Exercise - Retype the full set of records. Keep every character identical.

Dataset excerpts -

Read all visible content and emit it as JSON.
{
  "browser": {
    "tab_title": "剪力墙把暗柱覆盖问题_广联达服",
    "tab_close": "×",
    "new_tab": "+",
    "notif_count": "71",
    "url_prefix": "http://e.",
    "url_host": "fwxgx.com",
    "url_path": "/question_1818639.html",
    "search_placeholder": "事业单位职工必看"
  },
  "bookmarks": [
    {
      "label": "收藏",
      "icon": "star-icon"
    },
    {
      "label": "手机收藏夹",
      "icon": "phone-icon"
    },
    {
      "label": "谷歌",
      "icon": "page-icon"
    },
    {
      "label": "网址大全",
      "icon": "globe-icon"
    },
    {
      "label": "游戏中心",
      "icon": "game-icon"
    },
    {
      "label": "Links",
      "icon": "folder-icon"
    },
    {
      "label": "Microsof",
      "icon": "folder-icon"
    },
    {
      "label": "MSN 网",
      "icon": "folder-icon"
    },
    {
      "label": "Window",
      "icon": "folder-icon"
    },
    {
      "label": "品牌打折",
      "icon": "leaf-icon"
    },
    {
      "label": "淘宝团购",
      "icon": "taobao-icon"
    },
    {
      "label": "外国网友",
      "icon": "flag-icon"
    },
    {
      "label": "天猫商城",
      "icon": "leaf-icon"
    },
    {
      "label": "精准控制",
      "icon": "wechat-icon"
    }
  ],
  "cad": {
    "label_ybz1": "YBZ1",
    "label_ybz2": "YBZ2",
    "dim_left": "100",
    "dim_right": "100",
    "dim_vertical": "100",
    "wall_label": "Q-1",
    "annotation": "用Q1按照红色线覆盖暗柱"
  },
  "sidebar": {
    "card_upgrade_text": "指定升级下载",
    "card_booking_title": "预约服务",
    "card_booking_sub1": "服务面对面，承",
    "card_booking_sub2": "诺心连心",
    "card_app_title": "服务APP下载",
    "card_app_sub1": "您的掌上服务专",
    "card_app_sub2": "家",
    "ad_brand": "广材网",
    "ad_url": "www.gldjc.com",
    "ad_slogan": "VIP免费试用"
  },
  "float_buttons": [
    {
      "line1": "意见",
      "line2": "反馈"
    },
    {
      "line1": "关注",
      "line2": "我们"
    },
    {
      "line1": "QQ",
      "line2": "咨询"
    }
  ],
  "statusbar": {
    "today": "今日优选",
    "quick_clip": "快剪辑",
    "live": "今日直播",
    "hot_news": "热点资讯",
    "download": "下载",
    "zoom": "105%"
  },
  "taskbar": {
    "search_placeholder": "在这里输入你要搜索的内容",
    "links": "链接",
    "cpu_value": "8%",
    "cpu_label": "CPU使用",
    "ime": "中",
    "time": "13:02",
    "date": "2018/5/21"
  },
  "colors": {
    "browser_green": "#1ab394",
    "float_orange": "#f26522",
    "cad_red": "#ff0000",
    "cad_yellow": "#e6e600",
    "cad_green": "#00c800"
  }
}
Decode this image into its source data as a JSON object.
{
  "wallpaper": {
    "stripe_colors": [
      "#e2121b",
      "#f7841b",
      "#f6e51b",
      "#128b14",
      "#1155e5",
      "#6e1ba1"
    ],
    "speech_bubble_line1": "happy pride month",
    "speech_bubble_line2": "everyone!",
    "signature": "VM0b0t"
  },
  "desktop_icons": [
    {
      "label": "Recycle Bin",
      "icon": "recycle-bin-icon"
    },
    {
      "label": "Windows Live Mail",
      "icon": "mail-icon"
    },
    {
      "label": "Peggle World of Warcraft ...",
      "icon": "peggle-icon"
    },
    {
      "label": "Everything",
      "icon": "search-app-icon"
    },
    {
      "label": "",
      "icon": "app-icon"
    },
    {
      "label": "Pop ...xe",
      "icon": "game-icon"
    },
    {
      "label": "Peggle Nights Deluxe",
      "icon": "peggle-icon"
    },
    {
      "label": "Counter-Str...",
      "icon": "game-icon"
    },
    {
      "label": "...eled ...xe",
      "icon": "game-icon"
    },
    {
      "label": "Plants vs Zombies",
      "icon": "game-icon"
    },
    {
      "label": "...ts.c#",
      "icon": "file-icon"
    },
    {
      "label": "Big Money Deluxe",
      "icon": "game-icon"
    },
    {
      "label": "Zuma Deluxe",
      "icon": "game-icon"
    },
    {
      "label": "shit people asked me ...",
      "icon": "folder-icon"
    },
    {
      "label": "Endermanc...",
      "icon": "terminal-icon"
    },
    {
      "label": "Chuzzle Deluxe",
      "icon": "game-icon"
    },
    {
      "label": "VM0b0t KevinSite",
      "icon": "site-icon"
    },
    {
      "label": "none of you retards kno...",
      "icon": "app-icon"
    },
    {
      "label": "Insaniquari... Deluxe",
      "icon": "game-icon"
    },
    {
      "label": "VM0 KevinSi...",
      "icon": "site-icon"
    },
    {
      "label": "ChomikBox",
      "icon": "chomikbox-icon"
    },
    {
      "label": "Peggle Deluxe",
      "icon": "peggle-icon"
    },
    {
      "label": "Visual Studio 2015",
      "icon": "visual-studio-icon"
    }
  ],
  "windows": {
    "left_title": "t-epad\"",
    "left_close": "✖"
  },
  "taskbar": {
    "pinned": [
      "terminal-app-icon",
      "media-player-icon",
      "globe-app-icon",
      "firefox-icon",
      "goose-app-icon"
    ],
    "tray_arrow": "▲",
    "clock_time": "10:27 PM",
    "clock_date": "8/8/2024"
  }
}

Complete answer -
Read all visible content and emit it as JSON.
{
  "browser": {
    "tab_title": "剪力墙把暗柱覆盖问题_广联达服",
    "tab_close": "×",
    "new_tab": "+",
    "notif_count": "71",
    "url_prefix": "http://e.",
    "url_host": "fwxgx.com",
    "url_path": "/question_1818639.html",
    "search_placeholder": "事业单位职工必看"
  },
  "bookmarks": [
    {
      "label": "收藏",
      "icon": "star-icon"
    },
    {
      "label": "手机收藏夹",
      "icon": "phone-icon"
    },
    {
      "label": "谷歌",
      "icon": "page-icon"
    },
    {
      "label": "网址大全",
      "icon": "globe-icon"
    },
    {
      "label": "游戏中心",
      "icon": "game-icon"
    },
    {
      "label": "Links",
      "icon": "folder-icon"
    },
    {
      "label": "Microsof",
      "icon": "folder-icon"
    },
    {
      "label": "MSN 网",
      "icon": "folder-icon"
    },
    {
      "label": "Window",
      "icon": "folder-icon"
    },
    {
      "label": "品牌打折",
      "icon": "leaf-icon"
    },
    {
      "label": "淘宝团购",
      "icon": "taobao-icon"
    },
    {
      "label": "外国网友",
      "icon": "flag-icon"
    },
    {
      "label": "天猫商城",
      "icon": "leaf-icon"
    },
    {
      "label": "精准控制",
      "icon": "wechat-icon"
    }
  ],
  "cad": {
    "label_ybz1": "YBZ1",
    "label_ybz2": "YBZ2",
    "dim_left": "100",
    "dim_right": "100",
    "dim_vertical": "100",
    "wall_label": "Q-1",
    "annotation": "用Q1按照红色线覆盖暗柱"
  },
  "sidebar": {
    "card_upgrade_text": "指定升级下载",
    "card_booking_title": "预约服务",
    "card_booking_sub1": "服务面对面，承",
    "card_booking_sub2": "诺心连心",
    "card_app_title": "服务APP下载",
    "card_app_sub1": "您的掌上服务专",
    "card_app_sub2": "家",
    "ad_brand": "广材网",
    "ad_url": "www.gldjc.com",
    "ad_slogan": "VIP免费试用"
  },
  "float_buttons": [
    {
      "line1": "意见",
      "line2": "反馈"
    },
    {
      "line1": "关注",
      "line2": "我们"
    },
    {
      "line1": "QQ",
      "line2": "咨询"
    }
  ],
  "statusbar": {
    "today": "今日优选",
    "quick_clip": "快剪辑",
    "live": "今日直播",
    "hot_news": "热点资讯",
    "download": "下载",
    "zoom": "105%"
  },
  "taskbar": {
    "search_placeholder": "在这里输入你要搜索的内容",
    "links": "链接",
    "cpu_value": "8%",
    "cpu_label": "CPU使用",
    "ime": "中",
    "time": "13:02",
    "date": "2018/5/21"
  },
  "colors": {
    "browser_green": "#1ab394",
    "float_orange": "#f26522",
    "cad_red": "#ff0000",
    "cad_yellow": "#e6e600",
    "cad_green": "#00c800"
  }
}
Decode this image into its source data as a JSON object.
{
  "wallpaper": {
    "stripe_colors": [
      "#e2121b",
      "#f7841b",
      "#f6e51b",
      "#128b14",
      "#1155e5",
      "#6e1ba1"
    ],
    "speech_bubble_line1": "happy pride month",
    "speech_bubble_line2": "everyone!",
    "signature": "VM0b0t"
  },
  "desktop_icons": [
    {
      "label": "Recycle Bin",
      "icon": "recycle-bin-icon"
    },
    {
      "label": "Windows Live Mail",
      "icon": "mail-icon"
    },
    {
      "label": "Peggle World of Warcraft ...",
      "icon": "peggle-icon"
    },
    {
      "label": "Everything",
      "icon": "search-app-icon"
    },
    {
      "label": "",
      "icon": "app-icon"
    },
    {
      "label": "Pop ...xe",
      "icon": "game-icon"
    },
    {
      "label": "Peggle Nights Deluxe",
      "icon": "peggle-icon"
    },
    {
      "label": "Counter-Str...",
      "icon": "game-icon"
    },
    {
      "label": "...eled ...xe",
      "icon": "game-icon"
    },
    {
      "label": "Plants vs Zombies",
      "icon": "game-icon"
    },
    {
      "label": "...ts.c#",
      "icon": "file-icon"
    },
    {
      "label": "Big Money Deluxe",
      "icon": "game-icon"
    },
    {
      "label": "Zuma Deluxe",
      "icon": "game-icon"
    },
    {
      "label": "shit people asked me ...",
      "icon": "folder-icon"
    },
    {
      "label": "Endermanc...",
      "icon": "terminal-icon"
    },
    {
      "label": "Chuzzle Deluxe",
      "icon": "game-icon"
    },
    {
      "label": "VM0b0t KevinSite",
      "icon": "site-icon"
    },
    {
      "label": "none of you retards kno...",
      "icon": "app-icon"
    },
    {
      "label": "Insaniquari... Deluxe",
      "icon": "game-icon"
    },
    {
      "label": "VM0 KevinSi...",
      "icon": "site-icon"
    },
    {
      "label": "ChomikBox",
      "icon": "chomikbox-icon"
    },
    {
      "label": "Peggle Deluxe",
      "icon": "peggle-icon"
    },
    {
      "label": "Visual Studio 2015",
      "icon": "visual-studio-icon"
    }
  ],
  "windows": {
    "left_title": "t-epad\"",
    "left_close": "✖"
  },
  "taskbar": {
    "pinned": [
      "terminal-app-icon",
      "media-player-icon",
      "globe-app-icon",
      "firefox-icon",
      "goose-app-icon"
    ],
    "tray_arrow": "▲",
    "clock_time": "10:27 PM",
    "clock_date": "8/8/2024"
  }
}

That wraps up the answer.